(Rows from a figure dataset)
+---+
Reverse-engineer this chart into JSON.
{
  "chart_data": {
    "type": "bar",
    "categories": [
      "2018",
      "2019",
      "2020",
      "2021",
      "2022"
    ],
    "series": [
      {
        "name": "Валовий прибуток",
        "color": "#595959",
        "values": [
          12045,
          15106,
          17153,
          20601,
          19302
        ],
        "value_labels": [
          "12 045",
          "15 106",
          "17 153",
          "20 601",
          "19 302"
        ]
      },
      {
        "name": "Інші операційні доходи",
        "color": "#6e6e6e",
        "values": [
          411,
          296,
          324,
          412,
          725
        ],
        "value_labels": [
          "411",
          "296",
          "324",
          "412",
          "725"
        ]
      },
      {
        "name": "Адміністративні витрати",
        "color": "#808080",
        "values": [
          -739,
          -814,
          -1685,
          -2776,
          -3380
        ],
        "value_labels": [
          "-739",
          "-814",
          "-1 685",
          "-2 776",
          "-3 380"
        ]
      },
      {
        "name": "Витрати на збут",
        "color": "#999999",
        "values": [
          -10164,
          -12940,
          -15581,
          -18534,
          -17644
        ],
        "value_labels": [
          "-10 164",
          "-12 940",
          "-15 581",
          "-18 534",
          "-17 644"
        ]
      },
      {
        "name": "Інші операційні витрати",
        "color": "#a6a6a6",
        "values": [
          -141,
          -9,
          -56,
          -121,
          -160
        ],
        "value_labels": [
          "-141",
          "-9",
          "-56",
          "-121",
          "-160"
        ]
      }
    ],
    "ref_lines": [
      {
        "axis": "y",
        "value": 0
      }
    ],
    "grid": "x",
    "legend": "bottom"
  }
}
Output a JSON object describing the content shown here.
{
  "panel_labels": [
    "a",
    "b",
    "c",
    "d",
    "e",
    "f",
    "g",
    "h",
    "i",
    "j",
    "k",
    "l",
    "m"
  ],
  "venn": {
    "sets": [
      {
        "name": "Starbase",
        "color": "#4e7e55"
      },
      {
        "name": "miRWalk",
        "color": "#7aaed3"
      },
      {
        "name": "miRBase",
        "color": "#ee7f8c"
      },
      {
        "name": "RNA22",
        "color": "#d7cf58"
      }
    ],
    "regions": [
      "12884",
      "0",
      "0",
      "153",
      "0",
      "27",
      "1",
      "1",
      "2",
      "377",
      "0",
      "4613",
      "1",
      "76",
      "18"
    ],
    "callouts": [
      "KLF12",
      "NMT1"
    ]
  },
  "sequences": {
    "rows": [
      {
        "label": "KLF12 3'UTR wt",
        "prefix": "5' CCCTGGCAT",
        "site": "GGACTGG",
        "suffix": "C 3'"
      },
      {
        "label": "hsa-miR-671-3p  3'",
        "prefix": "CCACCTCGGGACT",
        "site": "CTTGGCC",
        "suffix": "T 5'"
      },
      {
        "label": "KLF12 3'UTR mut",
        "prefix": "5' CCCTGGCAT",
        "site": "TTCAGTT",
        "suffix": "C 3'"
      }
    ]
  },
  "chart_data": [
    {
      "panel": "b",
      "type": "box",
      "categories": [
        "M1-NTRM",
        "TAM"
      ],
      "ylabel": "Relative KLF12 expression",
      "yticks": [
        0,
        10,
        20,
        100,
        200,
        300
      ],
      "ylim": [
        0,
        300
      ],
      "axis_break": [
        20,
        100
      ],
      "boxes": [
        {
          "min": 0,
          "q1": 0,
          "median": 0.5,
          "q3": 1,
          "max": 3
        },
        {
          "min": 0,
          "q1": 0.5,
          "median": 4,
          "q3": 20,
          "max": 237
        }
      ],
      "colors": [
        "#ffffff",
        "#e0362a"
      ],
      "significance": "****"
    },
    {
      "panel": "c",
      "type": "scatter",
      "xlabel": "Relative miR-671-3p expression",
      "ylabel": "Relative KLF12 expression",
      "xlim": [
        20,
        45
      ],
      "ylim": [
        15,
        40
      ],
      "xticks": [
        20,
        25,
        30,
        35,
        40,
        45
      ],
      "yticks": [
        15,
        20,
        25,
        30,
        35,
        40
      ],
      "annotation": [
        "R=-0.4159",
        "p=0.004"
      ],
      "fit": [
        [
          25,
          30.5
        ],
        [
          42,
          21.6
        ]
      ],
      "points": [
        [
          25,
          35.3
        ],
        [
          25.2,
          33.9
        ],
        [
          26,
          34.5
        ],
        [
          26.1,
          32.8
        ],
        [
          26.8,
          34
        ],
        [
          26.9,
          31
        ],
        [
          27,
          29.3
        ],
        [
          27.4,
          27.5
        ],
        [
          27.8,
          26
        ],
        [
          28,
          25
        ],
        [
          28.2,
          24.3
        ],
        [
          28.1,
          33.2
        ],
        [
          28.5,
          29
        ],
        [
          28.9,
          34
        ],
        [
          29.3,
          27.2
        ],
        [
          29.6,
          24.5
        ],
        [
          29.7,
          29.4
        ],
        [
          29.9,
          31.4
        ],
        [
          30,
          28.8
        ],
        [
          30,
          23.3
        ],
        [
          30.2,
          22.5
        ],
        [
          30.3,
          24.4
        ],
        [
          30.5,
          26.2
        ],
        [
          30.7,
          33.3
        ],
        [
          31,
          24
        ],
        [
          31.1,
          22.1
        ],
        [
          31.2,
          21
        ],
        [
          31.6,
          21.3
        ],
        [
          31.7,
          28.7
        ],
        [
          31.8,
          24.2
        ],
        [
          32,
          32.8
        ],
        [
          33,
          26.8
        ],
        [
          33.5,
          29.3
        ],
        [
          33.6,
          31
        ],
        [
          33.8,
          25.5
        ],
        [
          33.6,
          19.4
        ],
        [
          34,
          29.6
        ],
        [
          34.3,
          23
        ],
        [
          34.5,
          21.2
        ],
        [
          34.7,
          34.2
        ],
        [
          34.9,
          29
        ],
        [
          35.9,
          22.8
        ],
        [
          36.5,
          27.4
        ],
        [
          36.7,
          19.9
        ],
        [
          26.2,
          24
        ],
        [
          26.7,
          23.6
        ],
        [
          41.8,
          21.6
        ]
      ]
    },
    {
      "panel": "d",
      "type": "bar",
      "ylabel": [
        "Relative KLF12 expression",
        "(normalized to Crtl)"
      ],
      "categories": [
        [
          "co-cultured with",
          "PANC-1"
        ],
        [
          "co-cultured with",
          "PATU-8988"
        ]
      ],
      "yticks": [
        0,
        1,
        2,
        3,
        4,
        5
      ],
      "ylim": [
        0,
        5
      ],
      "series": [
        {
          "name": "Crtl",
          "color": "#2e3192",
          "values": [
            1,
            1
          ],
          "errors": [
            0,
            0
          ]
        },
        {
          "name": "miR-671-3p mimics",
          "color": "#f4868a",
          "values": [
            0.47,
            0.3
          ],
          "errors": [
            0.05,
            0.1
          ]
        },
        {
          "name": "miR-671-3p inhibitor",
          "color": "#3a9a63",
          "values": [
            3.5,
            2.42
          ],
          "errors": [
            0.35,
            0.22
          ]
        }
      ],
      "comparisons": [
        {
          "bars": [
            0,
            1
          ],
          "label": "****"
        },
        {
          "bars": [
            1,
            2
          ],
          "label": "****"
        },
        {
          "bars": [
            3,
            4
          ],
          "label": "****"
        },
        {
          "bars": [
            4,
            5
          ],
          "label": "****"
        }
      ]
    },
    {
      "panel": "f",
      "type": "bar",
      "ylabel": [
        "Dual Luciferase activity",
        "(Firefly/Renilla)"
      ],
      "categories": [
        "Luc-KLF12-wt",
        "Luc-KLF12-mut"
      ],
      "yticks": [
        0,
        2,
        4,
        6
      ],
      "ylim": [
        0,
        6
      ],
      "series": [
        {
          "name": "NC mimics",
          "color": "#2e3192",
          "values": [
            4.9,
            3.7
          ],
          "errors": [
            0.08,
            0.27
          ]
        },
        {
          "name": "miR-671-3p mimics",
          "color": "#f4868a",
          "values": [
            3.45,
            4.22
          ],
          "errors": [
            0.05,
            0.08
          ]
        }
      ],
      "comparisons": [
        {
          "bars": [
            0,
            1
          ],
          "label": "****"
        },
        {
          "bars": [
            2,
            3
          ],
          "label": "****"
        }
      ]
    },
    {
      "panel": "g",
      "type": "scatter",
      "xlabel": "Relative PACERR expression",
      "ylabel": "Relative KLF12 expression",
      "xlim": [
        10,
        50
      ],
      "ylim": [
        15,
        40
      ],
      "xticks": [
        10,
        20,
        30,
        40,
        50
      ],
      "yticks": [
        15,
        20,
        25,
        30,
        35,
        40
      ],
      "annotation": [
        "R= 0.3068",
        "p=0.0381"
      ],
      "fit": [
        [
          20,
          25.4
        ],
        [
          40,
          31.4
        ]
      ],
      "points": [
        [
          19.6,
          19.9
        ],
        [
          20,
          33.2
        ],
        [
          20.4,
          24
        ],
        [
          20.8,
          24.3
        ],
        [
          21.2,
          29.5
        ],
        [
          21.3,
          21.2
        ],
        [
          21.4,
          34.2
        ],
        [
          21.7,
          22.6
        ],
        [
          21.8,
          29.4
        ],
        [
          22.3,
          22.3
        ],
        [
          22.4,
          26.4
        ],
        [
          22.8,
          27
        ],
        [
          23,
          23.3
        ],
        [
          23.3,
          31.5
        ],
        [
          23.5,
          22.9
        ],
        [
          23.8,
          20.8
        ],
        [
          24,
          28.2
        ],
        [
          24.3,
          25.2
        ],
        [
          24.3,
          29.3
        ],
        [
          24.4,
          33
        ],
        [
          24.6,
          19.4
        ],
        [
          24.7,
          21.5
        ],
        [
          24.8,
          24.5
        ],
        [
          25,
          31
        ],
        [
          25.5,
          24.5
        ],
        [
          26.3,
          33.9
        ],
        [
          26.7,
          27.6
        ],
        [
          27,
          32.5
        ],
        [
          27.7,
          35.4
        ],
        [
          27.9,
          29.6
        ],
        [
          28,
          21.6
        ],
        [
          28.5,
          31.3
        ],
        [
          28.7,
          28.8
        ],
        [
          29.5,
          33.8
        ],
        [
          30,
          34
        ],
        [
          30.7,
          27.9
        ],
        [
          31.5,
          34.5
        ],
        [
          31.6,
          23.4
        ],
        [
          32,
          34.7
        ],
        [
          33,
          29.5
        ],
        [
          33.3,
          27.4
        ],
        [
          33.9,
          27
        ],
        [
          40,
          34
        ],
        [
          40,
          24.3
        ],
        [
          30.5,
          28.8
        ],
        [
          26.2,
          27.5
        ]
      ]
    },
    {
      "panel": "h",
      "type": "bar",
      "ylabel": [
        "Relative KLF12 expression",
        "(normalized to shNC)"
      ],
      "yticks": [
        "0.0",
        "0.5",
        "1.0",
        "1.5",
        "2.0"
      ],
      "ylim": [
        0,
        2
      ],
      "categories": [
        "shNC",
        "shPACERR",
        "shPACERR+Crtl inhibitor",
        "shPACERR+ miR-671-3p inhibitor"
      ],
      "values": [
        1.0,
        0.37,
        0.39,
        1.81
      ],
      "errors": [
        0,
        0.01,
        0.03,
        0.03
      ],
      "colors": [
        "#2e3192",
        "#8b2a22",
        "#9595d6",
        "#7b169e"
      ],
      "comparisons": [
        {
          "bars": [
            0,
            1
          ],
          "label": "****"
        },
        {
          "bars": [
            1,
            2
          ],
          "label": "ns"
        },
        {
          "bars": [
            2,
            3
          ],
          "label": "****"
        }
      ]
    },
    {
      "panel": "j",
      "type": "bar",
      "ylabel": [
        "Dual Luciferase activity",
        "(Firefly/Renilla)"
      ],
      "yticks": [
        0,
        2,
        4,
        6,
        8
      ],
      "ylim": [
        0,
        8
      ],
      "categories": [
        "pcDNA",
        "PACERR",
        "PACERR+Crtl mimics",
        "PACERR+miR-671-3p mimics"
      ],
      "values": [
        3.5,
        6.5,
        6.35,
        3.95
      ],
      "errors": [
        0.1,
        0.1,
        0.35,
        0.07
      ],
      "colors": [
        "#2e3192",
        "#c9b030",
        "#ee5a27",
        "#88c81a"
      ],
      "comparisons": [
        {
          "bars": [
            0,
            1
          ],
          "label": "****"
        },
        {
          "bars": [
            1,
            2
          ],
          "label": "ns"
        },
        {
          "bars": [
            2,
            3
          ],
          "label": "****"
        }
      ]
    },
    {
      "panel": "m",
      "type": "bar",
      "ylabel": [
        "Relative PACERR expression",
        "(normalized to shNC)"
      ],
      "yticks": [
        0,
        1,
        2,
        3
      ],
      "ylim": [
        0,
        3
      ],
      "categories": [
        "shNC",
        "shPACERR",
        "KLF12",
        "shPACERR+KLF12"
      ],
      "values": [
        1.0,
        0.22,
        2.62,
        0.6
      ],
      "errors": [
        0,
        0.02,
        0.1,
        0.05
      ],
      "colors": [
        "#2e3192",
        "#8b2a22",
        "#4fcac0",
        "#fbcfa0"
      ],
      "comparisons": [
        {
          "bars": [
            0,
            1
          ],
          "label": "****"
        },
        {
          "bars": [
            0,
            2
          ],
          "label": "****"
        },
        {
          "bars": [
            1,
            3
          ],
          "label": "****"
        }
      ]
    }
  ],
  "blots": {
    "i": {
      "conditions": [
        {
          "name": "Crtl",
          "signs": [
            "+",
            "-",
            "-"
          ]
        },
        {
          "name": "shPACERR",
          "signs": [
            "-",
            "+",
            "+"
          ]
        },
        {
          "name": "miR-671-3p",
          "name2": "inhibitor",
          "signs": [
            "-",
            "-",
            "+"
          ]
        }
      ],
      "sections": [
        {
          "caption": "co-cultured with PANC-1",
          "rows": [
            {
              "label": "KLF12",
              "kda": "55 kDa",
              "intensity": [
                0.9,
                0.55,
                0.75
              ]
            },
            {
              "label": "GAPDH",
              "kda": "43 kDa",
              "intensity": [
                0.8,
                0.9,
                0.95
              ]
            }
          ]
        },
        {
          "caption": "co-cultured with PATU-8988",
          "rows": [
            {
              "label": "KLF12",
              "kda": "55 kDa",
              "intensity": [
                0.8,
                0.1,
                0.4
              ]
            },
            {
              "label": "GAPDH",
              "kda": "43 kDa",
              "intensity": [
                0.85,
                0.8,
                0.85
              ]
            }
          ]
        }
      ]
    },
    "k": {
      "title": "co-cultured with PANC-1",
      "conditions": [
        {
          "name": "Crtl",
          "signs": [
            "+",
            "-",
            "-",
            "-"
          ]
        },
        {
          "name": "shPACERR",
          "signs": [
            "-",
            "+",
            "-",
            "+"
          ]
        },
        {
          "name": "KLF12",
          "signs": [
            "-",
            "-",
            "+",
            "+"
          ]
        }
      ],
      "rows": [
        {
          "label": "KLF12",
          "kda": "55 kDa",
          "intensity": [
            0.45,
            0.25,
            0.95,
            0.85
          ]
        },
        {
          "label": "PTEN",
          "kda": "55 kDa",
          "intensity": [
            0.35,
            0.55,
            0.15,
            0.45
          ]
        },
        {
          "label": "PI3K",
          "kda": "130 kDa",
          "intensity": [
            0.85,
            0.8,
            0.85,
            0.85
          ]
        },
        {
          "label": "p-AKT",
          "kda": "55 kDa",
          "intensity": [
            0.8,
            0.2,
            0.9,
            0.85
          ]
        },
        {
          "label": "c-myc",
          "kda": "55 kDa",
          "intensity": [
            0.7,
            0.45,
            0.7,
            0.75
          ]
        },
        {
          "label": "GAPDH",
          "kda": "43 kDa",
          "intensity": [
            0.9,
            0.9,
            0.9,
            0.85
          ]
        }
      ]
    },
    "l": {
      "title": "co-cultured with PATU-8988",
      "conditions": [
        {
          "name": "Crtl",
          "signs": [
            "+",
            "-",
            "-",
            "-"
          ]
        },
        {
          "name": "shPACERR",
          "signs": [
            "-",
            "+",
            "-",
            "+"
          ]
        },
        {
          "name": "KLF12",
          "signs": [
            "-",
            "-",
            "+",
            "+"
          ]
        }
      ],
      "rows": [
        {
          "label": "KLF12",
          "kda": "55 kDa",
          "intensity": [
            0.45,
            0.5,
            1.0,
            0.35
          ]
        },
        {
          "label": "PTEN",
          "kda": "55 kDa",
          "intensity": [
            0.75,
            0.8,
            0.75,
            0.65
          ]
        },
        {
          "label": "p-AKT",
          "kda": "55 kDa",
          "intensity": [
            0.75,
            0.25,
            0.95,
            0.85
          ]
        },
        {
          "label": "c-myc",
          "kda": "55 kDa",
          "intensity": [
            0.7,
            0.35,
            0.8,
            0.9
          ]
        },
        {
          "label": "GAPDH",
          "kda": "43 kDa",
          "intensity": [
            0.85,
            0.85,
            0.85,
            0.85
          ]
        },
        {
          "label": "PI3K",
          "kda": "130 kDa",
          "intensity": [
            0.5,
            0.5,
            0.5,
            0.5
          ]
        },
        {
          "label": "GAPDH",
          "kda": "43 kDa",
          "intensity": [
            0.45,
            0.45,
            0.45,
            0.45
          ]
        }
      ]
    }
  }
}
+---+
To do: Read the data above. Pull out each line in which the string "cultured" appears.

Task solution:
          "co-cultured with",
          "co-cultured with",
          "caption": "co-cultured with PANC-1",
          "caption": "co-cultured with PATU-8988",
      "title": "co-cultured with PANC-1",
      "title": "co-cultured with PATU-8988",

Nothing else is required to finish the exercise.